Work required
Return each line holding the string "girls".

Input

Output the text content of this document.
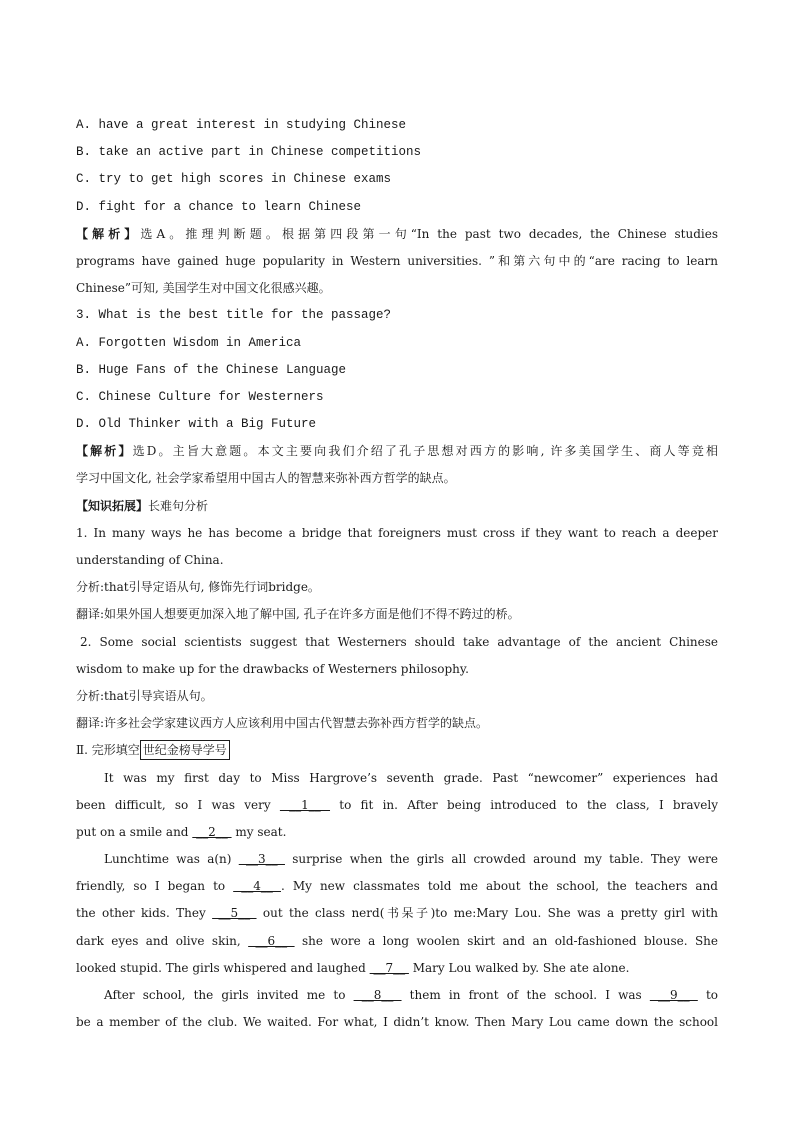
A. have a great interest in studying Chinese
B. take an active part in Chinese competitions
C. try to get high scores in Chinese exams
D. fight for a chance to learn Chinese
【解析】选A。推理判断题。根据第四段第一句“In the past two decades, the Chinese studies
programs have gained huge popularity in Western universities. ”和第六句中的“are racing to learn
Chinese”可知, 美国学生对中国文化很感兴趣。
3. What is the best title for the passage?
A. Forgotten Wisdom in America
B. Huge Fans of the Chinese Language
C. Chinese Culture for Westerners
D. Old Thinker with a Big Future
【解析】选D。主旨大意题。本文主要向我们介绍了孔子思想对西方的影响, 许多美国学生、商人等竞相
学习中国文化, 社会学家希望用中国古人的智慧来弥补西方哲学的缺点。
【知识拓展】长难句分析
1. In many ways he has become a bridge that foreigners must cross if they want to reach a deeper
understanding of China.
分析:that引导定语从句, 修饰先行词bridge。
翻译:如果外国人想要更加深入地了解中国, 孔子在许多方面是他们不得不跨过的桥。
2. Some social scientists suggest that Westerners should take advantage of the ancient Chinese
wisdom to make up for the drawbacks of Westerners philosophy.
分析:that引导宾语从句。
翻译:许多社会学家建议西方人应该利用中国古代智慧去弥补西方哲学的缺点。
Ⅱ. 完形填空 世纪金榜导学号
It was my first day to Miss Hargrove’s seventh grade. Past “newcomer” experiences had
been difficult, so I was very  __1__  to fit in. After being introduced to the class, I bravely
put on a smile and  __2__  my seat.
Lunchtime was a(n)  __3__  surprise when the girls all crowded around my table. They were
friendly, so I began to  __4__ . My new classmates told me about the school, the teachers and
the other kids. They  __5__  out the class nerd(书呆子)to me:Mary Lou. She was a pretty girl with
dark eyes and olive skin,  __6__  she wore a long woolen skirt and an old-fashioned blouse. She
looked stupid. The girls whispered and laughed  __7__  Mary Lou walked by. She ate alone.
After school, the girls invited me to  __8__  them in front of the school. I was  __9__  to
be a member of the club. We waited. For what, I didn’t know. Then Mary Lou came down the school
* * *
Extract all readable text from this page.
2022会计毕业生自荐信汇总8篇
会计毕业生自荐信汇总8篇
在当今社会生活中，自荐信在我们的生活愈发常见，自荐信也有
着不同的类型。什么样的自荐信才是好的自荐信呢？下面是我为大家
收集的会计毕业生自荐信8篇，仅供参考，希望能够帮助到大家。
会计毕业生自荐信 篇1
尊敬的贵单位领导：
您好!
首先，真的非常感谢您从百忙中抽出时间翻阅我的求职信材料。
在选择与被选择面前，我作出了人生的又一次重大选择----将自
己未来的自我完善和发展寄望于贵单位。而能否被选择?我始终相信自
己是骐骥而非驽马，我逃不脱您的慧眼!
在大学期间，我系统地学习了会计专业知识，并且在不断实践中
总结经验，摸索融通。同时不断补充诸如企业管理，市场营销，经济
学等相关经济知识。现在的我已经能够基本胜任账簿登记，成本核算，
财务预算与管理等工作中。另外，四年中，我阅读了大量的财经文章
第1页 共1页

Reply
Lunchtime was a(n)  __3__  surprise when the girls all crowded around my table. They were
looked stupid. The girls whispered and laughed  __7__  Mary Lou walked by. She ate alone.
After school, the girls invited me to  __8__  them in front of the school. I was  __9__  to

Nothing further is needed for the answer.